* EXERCISE REQUIREMENTS *
Reproduce the listing below line for line, leaving every character unchanged.

* DATA SUPPLIED *
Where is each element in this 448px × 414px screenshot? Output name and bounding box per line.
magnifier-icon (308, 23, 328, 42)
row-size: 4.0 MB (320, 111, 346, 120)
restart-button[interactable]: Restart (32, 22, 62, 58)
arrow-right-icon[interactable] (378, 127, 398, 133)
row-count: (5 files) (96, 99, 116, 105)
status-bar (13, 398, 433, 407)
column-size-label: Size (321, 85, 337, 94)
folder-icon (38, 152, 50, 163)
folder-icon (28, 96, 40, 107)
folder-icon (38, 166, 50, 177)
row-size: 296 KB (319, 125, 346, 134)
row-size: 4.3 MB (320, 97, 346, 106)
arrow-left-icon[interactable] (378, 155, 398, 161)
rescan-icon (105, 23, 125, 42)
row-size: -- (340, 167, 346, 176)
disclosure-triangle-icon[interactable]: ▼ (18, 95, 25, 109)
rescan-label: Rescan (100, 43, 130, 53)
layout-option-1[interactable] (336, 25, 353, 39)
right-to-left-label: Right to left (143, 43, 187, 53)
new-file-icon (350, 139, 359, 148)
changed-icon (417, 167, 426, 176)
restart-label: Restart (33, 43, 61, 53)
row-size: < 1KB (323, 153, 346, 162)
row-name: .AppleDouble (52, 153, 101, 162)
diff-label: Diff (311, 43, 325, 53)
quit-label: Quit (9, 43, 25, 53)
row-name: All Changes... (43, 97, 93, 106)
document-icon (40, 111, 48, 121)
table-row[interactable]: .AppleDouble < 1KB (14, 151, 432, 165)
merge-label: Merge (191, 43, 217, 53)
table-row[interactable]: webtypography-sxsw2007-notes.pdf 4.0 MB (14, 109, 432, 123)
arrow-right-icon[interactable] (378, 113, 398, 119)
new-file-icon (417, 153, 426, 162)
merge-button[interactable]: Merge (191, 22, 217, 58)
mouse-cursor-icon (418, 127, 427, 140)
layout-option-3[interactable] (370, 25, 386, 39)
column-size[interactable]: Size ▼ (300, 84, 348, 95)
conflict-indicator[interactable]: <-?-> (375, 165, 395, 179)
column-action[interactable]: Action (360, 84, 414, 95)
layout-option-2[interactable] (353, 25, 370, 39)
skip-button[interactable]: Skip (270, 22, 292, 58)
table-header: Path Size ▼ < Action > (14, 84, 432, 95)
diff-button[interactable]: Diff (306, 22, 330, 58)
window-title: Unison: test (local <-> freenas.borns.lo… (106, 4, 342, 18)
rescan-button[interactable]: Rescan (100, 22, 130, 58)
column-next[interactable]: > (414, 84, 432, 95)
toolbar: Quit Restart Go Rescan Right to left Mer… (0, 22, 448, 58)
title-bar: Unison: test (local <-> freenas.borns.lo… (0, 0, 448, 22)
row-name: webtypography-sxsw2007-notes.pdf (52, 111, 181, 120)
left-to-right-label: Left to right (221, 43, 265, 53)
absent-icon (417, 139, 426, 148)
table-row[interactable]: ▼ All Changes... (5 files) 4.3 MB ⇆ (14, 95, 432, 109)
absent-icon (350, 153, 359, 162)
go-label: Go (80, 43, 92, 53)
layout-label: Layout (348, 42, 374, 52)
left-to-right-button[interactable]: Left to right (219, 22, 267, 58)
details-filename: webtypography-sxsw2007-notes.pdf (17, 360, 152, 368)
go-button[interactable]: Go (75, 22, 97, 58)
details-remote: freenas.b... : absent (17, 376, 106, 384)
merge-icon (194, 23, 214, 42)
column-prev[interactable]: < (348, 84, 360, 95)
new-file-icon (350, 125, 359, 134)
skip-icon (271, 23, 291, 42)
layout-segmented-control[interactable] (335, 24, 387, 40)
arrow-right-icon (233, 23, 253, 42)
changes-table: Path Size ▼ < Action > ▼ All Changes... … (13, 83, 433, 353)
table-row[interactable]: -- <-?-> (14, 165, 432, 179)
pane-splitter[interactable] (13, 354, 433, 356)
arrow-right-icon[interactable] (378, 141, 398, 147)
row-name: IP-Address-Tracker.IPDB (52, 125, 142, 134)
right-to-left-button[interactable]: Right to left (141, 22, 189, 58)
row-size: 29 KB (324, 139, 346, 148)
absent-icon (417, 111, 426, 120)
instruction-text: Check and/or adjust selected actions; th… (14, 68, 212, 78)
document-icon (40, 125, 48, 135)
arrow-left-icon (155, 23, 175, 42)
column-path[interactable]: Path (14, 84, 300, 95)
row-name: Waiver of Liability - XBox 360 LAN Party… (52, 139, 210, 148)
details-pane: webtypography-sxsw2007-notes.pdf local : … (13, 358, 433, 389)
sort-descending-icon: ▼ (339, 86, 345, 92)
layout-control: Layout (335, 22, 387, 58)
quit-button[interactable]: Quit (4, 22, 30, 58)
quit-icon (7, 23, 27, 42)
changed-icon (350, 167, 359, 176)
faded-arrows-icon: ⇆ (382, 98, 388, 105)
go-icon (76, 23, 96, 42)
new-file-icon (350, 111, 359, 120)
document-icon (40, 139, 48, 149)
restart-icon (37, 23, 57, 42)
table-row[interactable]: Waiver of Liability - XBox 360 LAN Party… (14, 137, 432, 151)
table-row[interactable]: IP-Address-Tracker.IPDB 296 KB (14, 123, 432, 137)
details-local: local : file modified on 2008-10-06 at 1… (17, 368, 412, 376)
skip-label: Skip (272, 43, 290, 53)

* RESPONSE TO THE EXERCISE *
Where is each element in this 448px × 414px screenshot? Output name and bounding box per line.
magnifier-icon (308, 23, 328, 42)
row-size: 4.0 MB (320, 111, 346, 120)
restart-button[interactable]: Restart (32, 22, 62, 58)
arrow-right-icon[interactable] (378, 127, 398, 133)
row-count: (5 files) (96, 99, 116, 105)
status-bar (13, 398, 433, 407)
column-size-label: Size (321, 85, 337, 94)
folder-icon (38, 152, 50, 163)
folder-icon (28, 96, 40, 107)
folder-icon (38, 166, 50, 177)
row-size: 296 KB (319, 125, 346, 134)
row-size: 4.3 MB (320, 97, 346, 106)
arrow-left-icon[interactable] (378, 155, 398, 161)
rescan-icon (105, 23, 125, 42)
row-size: -- (340, 167, 346, 176)
disclosure-triangle-icon[interactable]: ▼ (18, 95, 25, 109)
rescan-label: Rescan (100, 43, 130, 53)
layout-option-1[interactable] (336, 25, 353, 39)
right-to-left-label: Right to left (143, 43, 187, 53)
new-file-icon (350, 139, 359, 148)
changed-icon (417, 167, 426, 176)
restart-label: Restart (33, 43, 61, 53)
row-size: < 1KB (323, 153, 346, 162)
row-name: .AppleDouble (52, 153, 101, 162)
diff-label: Diff (311, 43, 325, 53)
quit-label: Quit (9, 43, 25, 53)
row-name: All Changes... (43, 97, 93, 106)
document-icon (40, 111, 48, 121)
table-row[interactable]: .AppleDouble < 1KB (14, 151, 432, 165)
merge-label: Merge (191, 43, 217, 53)
table-row[interactable]: webtypography-sxsw2007-notes.pdf 4.0 MB (14, 109, 432, 123)
arrow-right-icon[interactable] (378, 113, 398, 119)
new-file-icon (417, 153, 426, 162)
merge-button[interactable]: Merge (191, 22, 217, 58)
mouse-cursor-icon (418, 127, 427, 140)
layout-option-3[interactable] (370, 25, 386, 39)
column-size[interactable]: Size ▼ (300, 84, 348, 95)
conflict-indicator[interactable]: <-?-> (375, 165, 395, 179)
column-action[interactable]: Action (360, 84, 414, 95)
layout-option-2[interactable] (353, 25, 370, 39)
skip-button[interactable]: Skip (270, 22, 292, 58)
table-header: Path Size ▼ < Action > (14, 84, 432, 95)
diff-button[interactable]: Diff (306, 22, 330, 58)
window-title: Unison: test (local <-> freenas.borns.lo… (106, 4, 342, 18)
rescan-button[interactable]: Rescan (100, 22, 130, 58)
column-next[interactable]: > (414, 84, 432, 95)
toolbar: Quit Restart Go Rescan Right to left Mer… (0, 22, 448, 58)
title-bar: Unison: test (local <-> freenas.borns.lo… (0, 0, 448, 22)
row-name: webtypography-sxsw2007-notes.pdf (52, 111, 181, 120)
left-to-right-label: Left to right (221, 43, 265, 53)
absent-icon (417, 139, 426, 148)
table-row[interactable]: ▼ All Changes... (5 files) 4.3 MB ⇆ (14, 95, 432, 109)
absent-icon (350, 153, 359, 162)
go-label: Go (80, 43, 92, 53)
layout-label: Layout (348, 42, 374, 52)
left-to-right-button[interactable]: Left to right (219, 22, 267, 58)
details-filename: webtypography-sxsw2007-notes.pdf (17, 360, 152, 368)
go-button[interactable]: Go (75, 22, 97, 58)
details-remote: freenas.b... : absent (17, 376, 106, 384)
merge-icon (194, 23, 214, 42)
column-prev[interactable]: < (348, 84, 360, 95)
new-file-icon (350, 125, 359, 134)
skip-icon (271, 23, 291, 42)
layout-segmented-control[interactable] (335, 24, 387, 40)
arrow-right-icon (233, 23, 253, 42)
changes-table: Path Size ▼ < Action > ▼ All Changes... … (13, 83, 433, 353)
table-row[interactable]: -- <-?-> (14, 165, 432, 179)
pane-splitter[interactable] (13, 354, 433, 356)
arrow-right-icon[interactable] (378, 141, 398, 147)
row-name: IP-Address-Tracker.IPDB (52, 125, 142, 134)
right-to-left-button[interactable]: Right to left (141, 22, 189, 58)
row-size: 29 KB (324, 139, 346, 148)
absent-icon (417, 111, 426, 120)
instruction-text: Check and/or adjust selected actions; th… (14, 68, 212, 78)
document-icon (40, 125, 48, 135)
arrow-left-icon (155, 23, 175, 42)
column-path[interactable]: Path (14, 84, 300, 95)
row-name: Waiver of Liability - XBox 360 LAN Party… (52, 139, 210, 148)
details-pane: webtypography-sxsw2007-notes.pdf local : … (13, 358, 433, 389)
sort-descending-icon: ▼ (339, 86, 345, 92)
layout-control: Layout (335, 22, 387, 58)
quit-button[interactable]: Quit (4, 22, 30, 58)
quit-icon (7, 23, 27, 42)
changed-icon (350, 167, 359, 176)
faded-arrows-icon: ⇆ (382, 98, 388, 105)
go-icon (76, 23, 96, 42)
new-file-icon (350, 111, 359, 120)
document-icon (40, 139, 48, 149)
restart-icon (37, 23, 57, 42)
table-row[interactable]: Waiver of Liability - XBox 360 LAN Party… (14, 137, 432, 151)
table-row[interactable]: IP-Address-Tracker.IPDB 296 KB (14, 123, 432, 137)
details-local: local : file modified on 2008-10-06 at 1… (17, 368, 412, 376)
skip-label: Skip (272, 43, 290, 53)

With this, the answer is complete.